— begin Dataset content —

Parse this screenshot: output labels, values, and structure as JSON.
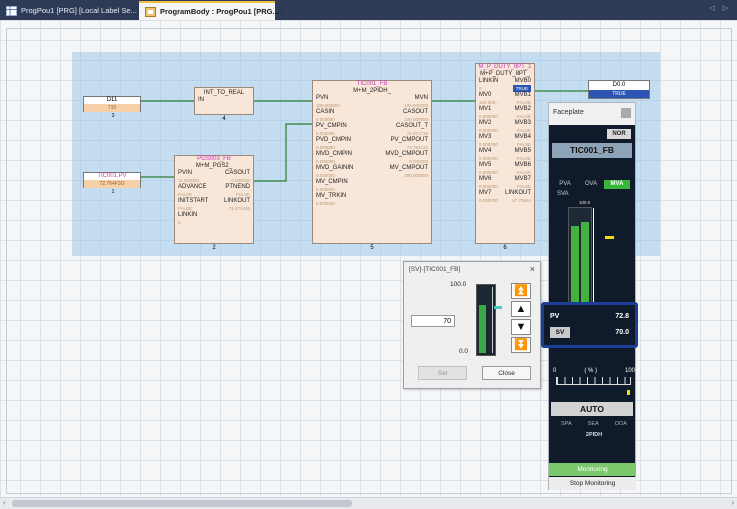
{
  "tabs": [
    {
      "label": "ProgPou1 [PRG] [Local Label Se...",
      "active": false
    },
    {
      "label": "ProgramBody : ProgPou1 [PRG...",
      "active": true
    }
  ],
  "variables": {
    "d1": {
      "name": "D11",
      "value": "710",
      "index": "3"
    },
    "tic_pv": {
      "name": "TIC001.PV",
      "value": "72.764F3O",
      "index": "1"
    },
    "d0": {
      "name": "D0.0",
      "value": "TRUE"
    }
  },
  "blocks": {
    "int_to_real": {
      "type": "INT_TO_REAL",
      "in": "IN",
      "num": "4"
    },
    "pgs": {
      "title": "PGS003_FB",
      "type": "M+M_PGS2_",
      "rows": [
        {
          "l": "PVIN",
          "r": "CASOUT"
        },
        {
          "l": "11.000000",
          "r": "0.000000",
          "v": true
        },
        {
          "l": "ADVANCE",
          "r": "PTNEND"
        },
        {
          "l": "FALSE",
          "r": "FALSE",
          "v": true
        },
        {
          "l": "INITSTART",
          "r": "LINKOUT"
        },
        {
          "l": "FALSE",
          "r": "71.871446",
          "v": true
        },
        {
          "l": "LINKIN",
          "r": ""
        },
        {
          "l": "0",
          "r": "",
          "v": true
        }
      ],
      "num": "2"
    },
    "tic": {
      "title": "TIC001_FB",
      "type": "M+M_2PIDH_",
      "rows": [
        {
          "l": "PVN",
          "r": "MVN"
        },
        {
          "l": "100.000000",
          "r": "100.000000",
          "v": true
        },
        {
          "l": "CASIN",
          "r": "CASOUT"
        },
        {
          "l": "0.000000",
          "r": "100.000000",
          "v": true
        },
        {
          "l": "PV_CMPIN",
          "r": "CASOUT_T"
        },
        {
          "l": "0.000000",
          "r": "71.871716",
          "v": true
        },
        {
          "l": "PVD_CMPIN",
          "r": "PV_CMPOUT"
        },
        {
          "l": "0.000000",
          "r": "72.764133",
          "v": true
        },
        {
          "l": "MVD_CMPIN",
          "r": "MVD_CMPOUT"
        },
        {
          "l": "0.000000",
          "r": "0.000000",
          "v": true
        },
        {
          "l": "MVD_GAININ",
          "r": "MV_CMPOUT"
        },
        {
          "l": "0.000000",
          "r": "300.000000",
          "v": true
        },
        {
          "l": "MV_CMPIN",
          "r": ""
        },
        {
          "l": "0.000000",
          "r": "",
          "v": true
        },
        {
          "l": "MV_TRKIN",
          "r": ""
        },
        {
          "l": "0.000000",
          "r": "",
          "v": true
        }
      ],
      "num": "5"
    },
    "duty": {
      "title": "M_P_DUTY_8PT_1",
      "type": "M+P_DUTY_8PT_",
      "rows": [
        {
          "l": "LINKIN",
          "r": "MVB0"
        },
        {
          "l": "0",
          "r": "TRUE",
          "v": true
        },
        {
          "l": "MV0",
          "r": "MVB1"
        },
        {
          "l": "100.000...",
          "r": "FALSE",
          "v": true
        },
        {
          "l": "MV1",
          "r": "MVB2"
        },
        {
          "l": "0.000000",
          "r": "FALSE",
          "v": true
        },
        {
          "l": "MV2",
          "r": "MVB3"
        },
        {
          "l": "0.000000",
          "r": "FALSE",
          "v": true
        },
        {
          "l": "MV3",
          "r": "MVB4"
        },
        {
          "l": "0.000000",
          "r": "FALSE",
          "v": true
        },
        {
          "l": "MV4",
          "r": "MVB5"
        },
        {
          "l": "0.000000",
          "r": "FALSE",
          "v": true
        },
        {
          "l": "MV5",
          "r": "MVB6"
        },
        {
          "l": "0.000000",
          "r": "FALSE",
          "v": true
        },
        {
          "l": "MV6",
          "r": "MVB7"
        },
        {
          "l": "0.000000",
          "r": "FALSE",
          "v": true
        },
        {
          "l": "MV7",
          "r": "LINKOUT"
        },
        {
          "l": "0.000000",
          "r": "87.70664",
          "v": true
        }
      ],
      "num": "6"
    }
  },
  "faceplate": {
    "header": "Faceplate",
    "nor": "NOR",
    "tag": "TIC001_FB",
    "modes": [
      "PVA",
      "OVA",
      "MVA"
    ],
    "sva": "SVA",
    "bar_top": "100.0",
    "pv_label": "PV",
    "pv_value": "72.8",
    "sv_label": "SV",
    "sv_value": "70.0",
    "mv_scale": [
      "0",
      "( % )",
      "100"
    ],
    "mode_button": "AUTO",
    "alarm_labels": [
      "SPA",
      "SEA",
      "OOA"
    ],
    "algorithm": "2PIDH",
    "monitoring": "Monitoring",
    "stop_monitoring": "Stop Monitoring"
  },
  "sv_dialog": {
    "title": "[SV]-[TIC001_FB]",
    "close_x": "×",
    "top": "100.0",
    "bottom": "0.0",
    "value": "70",
    "set": "Set",
    "close": "Close"
  },
  "colors": {
    "accent": "#2d3b57",
    "highlight": "#1c3f9a",
    "monitor": "#7cc86c"
  }
}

— end Dataset content —

Written problem: In the listing, find every line with the word "type" and state how many there are, nothing more.

Answer to the problem: 4